About this task >>
The entries below should be written out again exactly as they stand.

Supplied records >>

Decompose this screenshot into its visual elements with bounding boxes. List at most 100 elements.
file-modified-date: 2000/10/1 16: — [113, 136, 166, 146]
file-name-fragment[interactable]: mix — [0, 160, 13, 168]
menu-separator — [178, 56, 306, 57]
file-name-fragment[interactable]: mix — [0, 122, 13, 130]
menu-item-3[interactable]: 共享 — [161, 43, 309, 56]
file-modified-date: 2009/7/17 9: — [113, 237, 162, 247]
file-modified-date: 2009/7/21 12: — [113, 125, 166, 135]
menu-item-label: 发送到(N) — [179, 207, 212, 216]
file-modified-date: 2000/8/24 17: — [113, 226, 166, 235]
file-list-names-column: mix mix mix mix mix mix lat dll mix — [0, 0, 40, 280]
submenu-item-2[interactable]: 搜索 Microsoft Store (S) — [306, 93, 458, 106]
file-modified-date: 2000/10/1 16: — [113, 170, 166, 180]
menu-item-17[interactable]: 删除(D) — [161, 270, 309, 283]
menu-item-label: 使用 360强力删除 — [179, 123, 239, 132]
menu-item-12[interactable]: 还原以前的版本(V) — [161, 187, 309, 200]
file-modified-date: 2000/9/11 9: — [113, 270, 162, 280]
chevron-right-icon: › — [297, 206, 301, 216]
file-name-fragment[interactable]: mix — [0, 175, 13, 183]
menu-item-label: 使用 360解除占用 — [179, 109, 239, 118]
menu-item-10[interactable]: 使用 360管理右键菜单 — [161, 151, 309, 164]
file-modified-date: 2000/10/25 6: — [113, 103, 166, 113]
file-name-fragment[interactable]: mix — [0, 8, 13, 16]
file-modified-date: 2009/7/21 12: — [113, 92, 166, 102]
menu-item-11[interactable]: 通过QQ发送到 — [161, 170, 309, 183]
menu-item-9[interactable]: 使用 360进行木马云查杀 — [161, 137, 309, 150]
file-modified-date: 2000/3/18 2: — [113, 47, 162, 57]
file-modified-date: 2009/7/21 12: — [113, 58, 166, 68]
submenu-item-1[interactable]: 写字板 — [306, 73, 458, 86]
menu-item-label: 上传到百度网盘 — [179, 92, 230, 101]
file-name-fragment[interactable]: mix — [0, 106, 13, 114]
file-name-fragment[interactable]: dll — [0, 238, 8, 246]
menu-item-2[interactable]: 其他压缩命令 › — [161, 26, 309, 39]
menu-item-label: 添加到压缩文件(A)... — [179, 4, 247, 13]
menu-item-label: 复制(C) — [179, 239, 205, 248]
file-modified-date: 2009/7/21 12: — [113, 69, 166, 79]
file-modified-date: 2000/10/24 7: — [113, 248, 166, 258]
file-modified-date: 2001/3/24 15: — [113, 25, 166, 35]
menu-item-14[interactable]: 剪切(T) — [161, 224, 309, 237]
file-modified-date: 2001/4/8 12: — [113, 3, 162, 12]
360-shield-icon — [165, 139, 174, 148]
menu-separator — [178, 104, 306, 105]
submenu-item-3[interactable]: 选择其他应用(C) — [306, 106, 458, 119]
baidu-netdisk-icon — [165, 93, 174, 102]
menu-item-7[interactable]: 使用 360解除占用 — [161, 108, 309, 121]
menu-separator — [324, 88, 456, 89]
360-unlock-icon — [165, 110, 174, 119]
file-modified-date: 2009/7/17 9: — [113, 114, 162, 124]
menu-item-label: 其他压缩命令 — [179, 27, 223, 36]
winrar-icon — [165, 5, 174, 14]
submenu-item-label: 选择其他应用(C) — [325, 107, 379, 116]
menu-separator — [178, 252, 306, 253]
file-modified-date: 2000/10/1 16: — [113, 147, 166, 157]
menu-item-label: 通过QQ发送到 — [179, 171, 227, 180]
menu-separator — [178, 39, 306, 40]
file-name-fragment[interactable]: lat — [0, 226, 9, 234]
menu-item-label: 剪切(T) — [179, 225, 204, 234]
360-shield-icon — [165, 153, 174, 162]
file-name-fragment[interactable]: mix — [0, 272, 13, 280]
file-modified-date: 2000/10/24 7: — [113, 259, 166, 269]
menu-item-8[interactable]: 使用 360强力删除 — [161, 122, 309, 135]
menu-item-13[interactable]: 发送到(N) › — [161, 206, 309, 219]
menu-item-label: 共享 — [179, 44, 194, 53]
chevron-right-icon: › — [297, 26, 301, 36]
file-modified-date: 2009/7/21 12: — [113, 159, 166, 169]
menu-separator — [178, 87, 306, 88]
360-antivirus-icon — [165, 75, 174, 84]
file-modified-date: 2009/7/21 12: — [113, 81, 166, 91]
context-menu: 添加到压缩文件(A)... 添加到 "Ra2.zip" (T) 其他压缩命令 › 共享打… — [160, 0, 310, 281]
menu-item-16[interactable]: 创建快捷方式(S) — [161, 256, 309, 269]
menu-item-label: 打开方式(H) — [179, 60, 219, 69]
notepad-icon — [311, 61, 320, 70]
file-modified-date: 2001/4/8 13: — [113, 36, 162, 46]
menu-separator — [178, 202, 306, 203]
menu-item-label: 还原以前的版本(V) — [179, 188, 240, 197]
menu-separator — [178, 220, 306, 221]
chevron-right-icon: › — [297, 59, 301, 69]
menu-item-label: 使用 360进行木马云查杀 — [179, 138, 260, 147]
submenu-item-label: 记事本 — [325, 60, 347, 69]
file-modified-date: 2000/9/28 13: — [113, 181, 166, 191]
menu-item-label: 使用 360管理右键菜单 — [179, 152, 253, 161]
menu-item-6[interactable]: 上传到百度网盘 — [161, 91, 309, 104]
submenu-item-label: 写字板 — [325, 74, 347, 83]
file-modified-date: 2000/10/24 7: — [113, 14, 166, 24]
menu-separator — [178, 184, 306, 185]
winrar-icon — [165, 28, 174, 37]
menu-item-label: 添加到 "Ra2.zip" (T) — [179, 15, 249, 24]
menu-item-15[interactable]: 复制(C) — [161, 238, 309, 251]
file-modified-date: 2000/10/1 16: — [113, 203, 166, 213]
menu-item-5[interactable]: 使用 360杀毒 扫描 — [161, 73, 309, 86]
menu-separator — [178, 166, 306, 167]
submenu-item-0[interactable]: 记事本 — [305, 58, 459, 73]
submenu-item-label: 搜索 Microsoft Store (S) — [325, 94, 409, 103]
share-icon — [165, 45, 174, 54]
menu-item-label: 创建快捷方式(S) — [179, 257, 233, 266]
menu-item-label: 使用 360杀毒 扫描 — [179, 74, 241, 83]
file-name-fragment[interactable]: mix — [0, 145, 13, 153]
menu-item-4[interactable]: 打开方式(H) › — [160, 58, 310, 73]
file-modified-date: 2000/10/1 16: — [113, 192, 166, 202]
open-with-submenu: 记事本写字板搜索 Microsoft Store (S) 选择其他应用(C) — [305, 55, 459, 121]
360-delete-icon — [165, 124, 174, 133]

Completed task >>
Decompose this screenshot into its visual elements with bounding boxes. List at most 100 elements.
file-modified-date: 2000/10/1 16: — [113, 136, 166, 146]
file-name-fragment[interactable]: mix — [0, 160, 13, 168]
menu-separator — [178, 56, 306, 57]
file-name-fragment[interactable]: mix — [0, 122, 13, 130]
menu-item-3[interactable]: 共享 — [161, 43, 309, 56]
file-modified-date: 2009/7/17 9: — [113, 237, 162, 247]
file-modified-date: 2009/7/21 12: — [113, 125, 166, 135]
menu-item-label: 发送到(N) — [179, 207, 212, 216]
file-modified-date: 2000/8/24 17: — [113, 226, 166, 235]
file-list-names-column: mix mix mix mix mix mix lat dll mix — [0, 0, 40, 280]
submenu-item-2[interactable]: 搜索 Microsoft Store (S) — [306, 93, 458, 106]
file-modified-date: 2000/10/1 16: — [113, 170, 166, 180]
menu-item-17[interactable]: 删除(D) — [161, 270, 309, 283]
menu-item-label: 使用 360强力删除 — [179, 123, 239, 132]
menu-item-12[interactable]: 还原以前的版本(V) — [161, 187, 309, 200]
file-modified-date: 2000/9/11 9: — [113, 270, 162, 280]
chevron-right-icon: › — [297, 206, 301, 216]
file-name-fragment[interactable]: mix — [0, 175, 13, 183]
menu-item-label: 使用 360解除占用 — [179, 109, 239, 118]
menu-item-10[interactable]: 使用 360管理右键菜单 — [161, 151, 309, 164]
file-modified-date: 2000/10/25 6: — [113, 103, 166, 113]
file-name-fragment[interactable]: mix — [0, 8, 13, 16]
file-modified-date: 2009/7/21 12: — [113, 92, 166, 102]
menu-item-11[interactable]: 通过QQ发送到 — [161, 170, 309, 183]
menu-item-9[interactable]: 使用 360进行木马云查杀 — [161, 137, 309, 150]
file-modified-date: 2000/3/18 2: — [113, 47, 162, 57]
file-modified-date: 2009/7/21 12: — [113, 58, 166, 68]
submenu-item-1[interactable]: 写字板 — [306, 73, 458, 86]
menu-item-label: 上传到百度网盘 — [179, 92, 230, 101]
file-name-fragment[interactable]: mix — [0, 106, 13, 114]
file-name-fragment[interactable]: dll — [0, 238, 8, 246]
menu-item-2[interactable]: 其他压缩命令 › — [161, 26, 309, 39]
menu-item-label: 添加到压缩文件(A)... — [179, 4, 247, 13]
menu-item-label: 复制(C) — [179, 239, 205, 248]
file-modified-date: 2009/7/21 12: — [113, 69, 166, 79]
file-modified-date: 2000/10/24 7: — [113, 248, 166, 258]
file-modified-date: 2001/3/24 15: — [113, 25, 166, 35]
menu-item-14[interactable]: 剪切(T) — [161, 224, 309, 237]
file-modified-date: 2001/4/8 12: — [113, 3, 162, 12]
360-shield-icon — [165, 139, 174, 148]
menu-separator — [178, 104, 306, 105]
submenu-item-3[interactable]: 选择其他应用(C) — [306, 106, 458, 119]
baidu-netdisk-icon — [165, 93, 174, 102]
menu-item-7[interactable]: 使用 360解除占用 — [161, 108, 309, 121]
menu-separator — [324, 88, 456, 89]
360-unlock-icon — [165, 110, 174, 119]
file-modified-date: 2009/7/17 9: — [113, 114, 162, 124]
menu-item-label: 其他压缩命令 — [179, 27, 223, 36]
winrar-icon — [165, 5, 174, 14]
submenu-item-label: 选择其他应用(C) — [325, 107, 379, 116]
menu-separator — [178, 252, 306, 253]
file-modified-date: 2000/10/1 16: — [113, 147, 166, 157]
menu-item-label: 通过QQ发送到 — [179, 171, 227, 180]
menu-separator — [178, 39, 306, 40]
file-name-fragment[interactable]: lat — [0, 226, 9, 234]
menu-item-label: 剪切(T) — [179, 225, 204, 234]
360-shield-icon — [165, 153, 174, 162]
file-name-fragment[interactable]: mix — [0, 272, 13, 280]
file-modified-date: 2000/10/24 7: — [113, 259, 166, 269]
menu-item-8[interactable]: 使用 360强力删除 — [161, 122, 309, 135]
menu-item-13[interactable]: 发送到(N) › — [161, 206, 309, 219]
menu-item-label: 共享 — [179, 44, 194, 53]
chevron-right-icon: › — [297, 26, 301, 36]
file-modified-date: 2009/7/21 12: — [113, 159, 166, 169]
menu-separator — [178, 87, 306, 88]
360-antivirus-icon — [165, 75, 174, 84]
file-modified-date: 2009/7/21 12: — [113, 81, 166, 91]
context-menu: 添加到压缩文件(A)... 添加到 "Ra2.zip" (T) 其他压缩命令 › 共享打… — [160, 0, 310, 281]
menu-item-16[interactable]: 创建快捷方式(S) — [161, 256, 309, 269]
menu-item-label: 打开方式(H) — [179, 60, 219, 69]
notepad-icon — [311, 61, 320, 70]
file-modified-date: 2001/4/8 13: — [113, 36, 162, 46]
menu-separator — [178, 202, 306, 203]
menu-item-label: 还原以前的版本(V) — [179, 188, 240, 197]
menu-separator — [178, 220, 306, 221]
chevron-right-icon: › — [297, 59, 301, 69]
menu-item-label: 使用 360进行木马云查杀 — [179, 138, 260, 147]
submenu-item-label: 记事本 — [325, 60, 347, 69]
file-modified-date: 2000/9/28 13: — [113, 181, 166, 191]
menu-item-label: 使用 360管理右键菜单 — [179, 152, 253, 161]
menu-item-6[interactable]: 上传到百度网盘 — [161, 91, 309, 104]
submenu-item-label: 写字板 — [325, 74, 347, 83]
file-modified-date: 2000/10/24 7: — [113, 14, 166, 24]
menu-separator — [178, 184, 306, 185]
winrar-icon — [165, 28, 174, 37]
menu-item-label: 添加到 "Ra2.zip" (T) — [179, 15, 249, 24]
menu-item-15[interactable]: 复制(C) — [161, 238, 309, 251]
file-modified-date: 2000/10/1 16: — [113, 203, 166, 213]
menu-item-5[interactable]: 使用 360杀毒 扫描 — [161, 73, 309, 86]
menu-separator — [178, 166, 306, 167]
submenu-item-0[interactable]: 记事本 — [305, 58, 459, 73]
submenu-item-label: 搜索 Microsoft Store (S) — [325, 94, 409, 103]
share-icon — [165, 45, 174, 54]
menu-item-label: 创建快捷方式(S) — [179, 257, 233, 266]
menu-item-label: 使用 360杀毒 扫描 — [179, 74, 241, 83]
file-name-fragment[interactable]: mix — [0, 145, 13, 153]
menu-item-4[interactable]: 打开方式(H) › — [160, 58, 310, 73]
file-modified-date: 2000/10/1 16: — [113, 192, 166, 202]
open-with-submenu: 记事本写字板搜索 Microsoft Store (S) 选择其他应用(C) — [305, 55, 459, 121]
360-delete-icon — [165, 124, 174, 133]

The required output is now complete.